**Exercise description:** Please count the lines below that contain the word "Germain", and reply with that number alone.

**Data rows:**
**********
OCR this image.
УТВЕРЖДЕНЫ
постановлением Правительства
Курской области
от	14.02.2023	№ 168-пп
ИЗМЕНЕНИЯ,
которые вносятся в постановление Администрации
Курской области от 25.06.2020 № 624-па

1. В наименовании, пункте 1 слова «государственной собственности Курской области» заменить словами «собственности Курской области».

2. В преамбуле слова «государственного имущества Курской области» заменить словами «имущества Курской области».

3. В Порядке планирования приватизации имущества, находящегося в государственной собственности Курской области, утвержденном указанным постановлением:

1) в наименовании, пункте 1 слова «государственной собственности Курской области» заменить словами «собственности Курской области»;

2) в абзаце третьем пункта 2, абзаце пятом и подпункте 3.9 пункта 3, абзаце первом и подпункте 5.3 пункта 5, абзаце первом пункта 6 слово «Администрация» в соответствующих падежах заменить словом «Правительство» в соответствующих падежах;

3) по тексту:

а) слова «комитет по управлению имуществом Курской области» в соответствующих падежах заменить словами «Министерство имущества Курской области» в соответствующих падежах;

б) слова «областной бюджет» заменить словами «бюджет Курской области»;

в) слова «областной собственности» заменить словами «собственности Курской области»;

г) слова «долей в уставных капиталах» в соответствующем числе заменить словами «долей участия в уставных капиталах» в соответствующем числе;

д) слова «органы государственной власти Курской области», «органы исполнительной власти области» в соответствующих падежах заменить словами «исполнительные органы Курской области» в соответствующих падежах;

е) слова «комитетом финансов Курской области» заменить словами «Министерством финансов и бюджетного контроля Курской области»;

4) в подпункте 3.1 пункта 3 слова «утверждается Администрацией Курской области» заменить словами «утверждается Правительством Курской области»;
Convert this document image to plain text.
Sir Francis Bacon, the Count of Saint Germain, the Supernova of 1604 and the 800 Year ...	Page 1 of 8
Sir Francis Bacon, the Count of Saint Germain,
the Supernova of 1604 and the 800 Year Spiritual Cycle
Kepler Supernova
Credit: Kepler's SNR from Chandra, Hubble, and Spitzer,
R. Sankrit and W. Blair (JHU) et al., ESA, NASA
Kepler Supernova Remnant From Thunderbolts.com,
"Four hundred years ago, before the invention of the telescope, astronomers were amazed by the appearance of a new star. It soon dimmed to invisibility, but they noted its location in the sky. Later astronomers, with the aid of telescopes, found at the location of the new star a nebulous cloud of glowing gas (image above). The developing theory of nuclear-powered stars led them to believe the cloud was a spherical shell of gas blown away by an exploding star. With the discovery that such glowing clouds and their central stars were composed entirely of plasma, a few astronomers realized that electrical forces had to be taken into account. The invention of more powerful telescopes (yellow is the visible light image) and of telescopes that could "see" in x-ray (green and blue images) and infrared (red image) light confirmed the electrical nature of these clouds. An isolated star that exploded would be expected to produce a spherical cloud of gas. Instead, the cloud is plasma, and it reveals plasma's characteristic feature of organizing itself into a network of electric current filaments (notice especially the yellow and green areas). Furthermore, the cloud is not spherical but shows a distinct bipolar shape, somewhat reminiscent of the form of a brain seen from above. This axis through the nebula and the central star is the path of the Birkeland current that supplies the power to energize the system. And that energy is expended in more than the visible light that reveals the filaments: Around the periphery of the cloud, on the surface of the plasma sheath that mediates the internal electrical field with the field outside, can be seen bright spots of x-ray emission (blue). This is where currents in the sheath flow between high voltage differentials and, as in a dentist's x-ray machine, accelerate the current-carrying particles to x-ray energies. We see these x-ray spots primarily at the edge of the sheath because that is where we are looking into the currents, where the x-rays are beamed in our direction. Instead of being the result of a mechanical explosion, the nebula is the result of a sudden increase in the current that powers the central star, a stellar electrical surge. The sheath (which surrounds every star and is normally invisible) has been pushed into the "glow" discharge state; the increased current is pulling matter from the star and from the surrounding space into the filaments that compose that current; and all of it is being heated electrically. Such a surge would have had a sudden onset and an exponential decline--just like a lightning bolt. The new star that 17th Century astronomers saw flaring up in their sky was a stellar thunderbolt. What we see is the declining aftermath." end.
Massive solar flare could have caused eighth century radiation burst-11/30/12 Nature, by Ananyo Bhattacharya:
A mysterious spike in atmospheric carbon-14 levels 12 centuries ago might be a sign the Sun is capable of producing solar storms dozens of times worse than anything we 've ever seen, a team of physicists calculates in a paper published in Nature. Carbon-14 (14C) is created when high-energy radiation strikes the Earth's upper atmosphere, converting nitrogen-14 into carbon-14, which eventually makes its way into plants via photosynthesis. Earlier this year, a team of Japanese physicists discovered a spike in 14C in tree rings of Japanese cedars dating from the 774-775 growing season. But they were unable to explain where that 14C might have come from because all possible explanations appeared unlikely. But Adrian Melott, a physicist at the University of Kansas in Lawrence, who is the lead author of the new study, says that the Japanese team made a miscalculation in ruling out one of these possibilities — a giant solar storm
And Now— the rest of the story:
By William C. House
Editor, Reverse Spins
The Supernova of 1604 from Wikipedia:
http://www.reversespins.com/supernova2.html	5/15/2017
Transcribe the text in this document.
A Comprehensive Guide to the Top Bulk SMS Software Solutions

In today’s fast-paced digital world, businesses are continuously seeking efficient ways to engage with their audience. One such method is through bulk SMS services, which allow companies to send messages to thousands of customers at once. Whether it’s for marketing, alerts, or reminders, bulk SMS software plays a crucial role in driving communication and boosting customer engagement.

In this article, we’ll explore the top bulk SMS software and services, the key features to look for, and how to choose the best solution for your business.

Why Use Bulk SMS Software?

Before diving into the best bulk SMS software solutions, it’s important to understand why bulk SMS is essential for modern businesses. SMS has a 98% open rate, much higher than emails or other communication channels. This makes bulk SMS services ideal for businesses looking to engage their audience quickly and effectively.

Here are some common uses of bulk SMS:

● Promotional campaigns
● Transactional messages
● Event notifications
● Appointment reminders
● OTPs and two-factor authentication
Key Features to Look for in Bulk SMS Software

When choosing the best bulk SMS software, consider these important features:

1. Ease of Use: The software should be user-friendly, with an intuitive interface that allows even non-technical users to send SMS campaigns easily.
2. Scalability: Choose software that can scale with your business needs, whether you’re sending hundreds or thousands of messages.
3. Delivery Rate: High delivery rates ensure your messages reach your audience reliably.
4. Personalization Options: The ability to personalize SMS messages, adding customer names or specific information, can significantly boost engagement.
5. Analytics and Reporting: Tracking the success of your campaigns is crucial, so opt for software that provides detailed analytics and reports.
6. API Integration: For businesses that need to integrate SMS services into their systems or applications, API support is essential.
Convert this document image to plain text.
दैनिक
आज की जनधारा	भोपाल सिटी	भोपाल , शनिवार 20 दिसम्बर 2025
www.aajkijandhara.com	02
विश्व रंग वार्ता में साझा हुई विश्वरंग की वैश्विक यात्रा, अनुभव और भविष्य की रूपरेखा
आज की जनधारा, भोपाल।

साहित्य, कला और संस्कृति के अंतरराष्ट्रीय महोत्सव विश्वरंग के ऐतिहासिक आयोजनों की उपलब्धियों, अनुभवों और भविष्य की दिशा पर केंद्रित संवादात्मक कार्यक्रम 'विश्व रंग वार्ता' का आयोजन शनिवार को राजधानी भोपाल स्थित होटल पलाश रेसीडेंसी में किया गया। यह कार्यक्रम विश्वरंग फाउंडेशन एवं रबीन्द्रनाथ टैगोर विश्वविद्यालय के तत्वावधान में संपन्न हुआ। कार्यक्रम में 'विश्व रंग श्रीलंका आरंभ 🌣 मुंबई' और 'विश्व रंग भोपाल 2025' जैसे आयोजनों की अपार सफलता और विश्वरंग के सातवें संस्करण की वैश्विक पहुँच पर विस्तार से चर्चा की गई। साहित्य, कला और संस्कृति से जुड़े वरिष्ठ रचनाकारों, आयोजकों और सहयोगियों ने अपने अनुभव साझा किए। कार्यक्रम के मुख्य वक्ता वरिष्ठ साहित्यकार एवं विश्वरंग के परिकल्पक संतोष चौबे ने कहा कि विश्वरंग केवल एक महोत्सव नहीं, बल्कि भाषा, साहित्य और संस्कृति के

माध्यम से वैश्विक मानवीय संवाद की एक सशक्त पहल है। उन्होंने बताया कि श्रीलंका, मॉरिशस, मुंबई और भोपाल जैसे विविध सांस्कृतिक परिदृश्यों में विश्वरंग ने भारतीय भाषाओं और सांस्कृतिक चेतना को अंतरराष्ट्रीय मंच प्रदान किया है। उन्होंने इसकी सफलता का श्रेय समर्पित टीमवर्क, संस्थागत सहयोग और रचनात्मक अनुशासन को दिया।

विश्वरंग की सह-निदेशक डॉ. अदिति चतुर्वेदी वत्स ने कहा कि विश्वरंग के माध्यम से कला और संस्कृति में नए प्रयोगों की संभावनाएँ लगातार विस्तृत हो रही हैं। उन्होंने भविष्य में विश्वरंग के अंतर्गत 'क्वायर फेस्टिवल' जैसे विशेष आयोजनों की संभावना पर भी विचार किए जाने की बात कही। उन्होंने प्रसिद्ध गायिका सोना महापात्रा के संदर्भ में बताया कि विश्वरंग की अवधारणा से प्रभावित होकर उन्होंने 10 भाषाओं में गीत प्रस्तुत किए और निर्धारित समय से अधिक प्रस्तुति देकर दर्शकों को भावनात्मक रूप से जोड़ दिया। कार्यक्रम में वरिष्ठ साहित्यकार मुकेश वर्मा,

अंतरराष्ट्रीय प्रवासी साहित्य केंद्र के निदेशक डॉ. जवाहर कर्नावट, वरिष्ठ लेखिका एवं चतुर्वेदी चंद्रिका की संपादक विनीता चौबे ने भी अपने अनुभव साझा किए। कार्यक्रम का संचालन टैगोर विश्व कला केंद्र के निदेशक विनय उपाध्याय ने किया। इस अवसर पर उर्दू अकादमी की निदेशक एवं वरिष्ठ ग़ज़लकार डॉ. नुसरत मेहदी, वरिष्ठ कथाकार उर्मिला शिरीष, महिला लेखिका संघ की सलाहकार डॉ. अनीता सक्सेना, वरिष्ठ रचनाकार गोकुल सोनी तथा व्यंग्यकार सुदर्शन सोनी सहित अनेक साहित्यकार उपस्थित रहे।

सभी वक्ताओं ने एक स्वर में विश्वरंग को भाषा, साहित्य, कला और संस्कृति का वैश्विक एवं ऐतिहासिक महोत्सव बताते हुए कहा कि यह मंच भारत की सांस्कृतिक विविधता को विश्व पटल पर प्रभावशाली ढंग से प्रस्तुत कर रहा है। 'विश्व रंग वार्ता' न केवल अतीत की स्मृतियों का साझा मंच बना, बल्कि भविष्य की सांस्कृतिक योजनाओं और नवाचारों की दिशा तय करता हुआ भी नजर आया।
**********
**Exercise output:** 2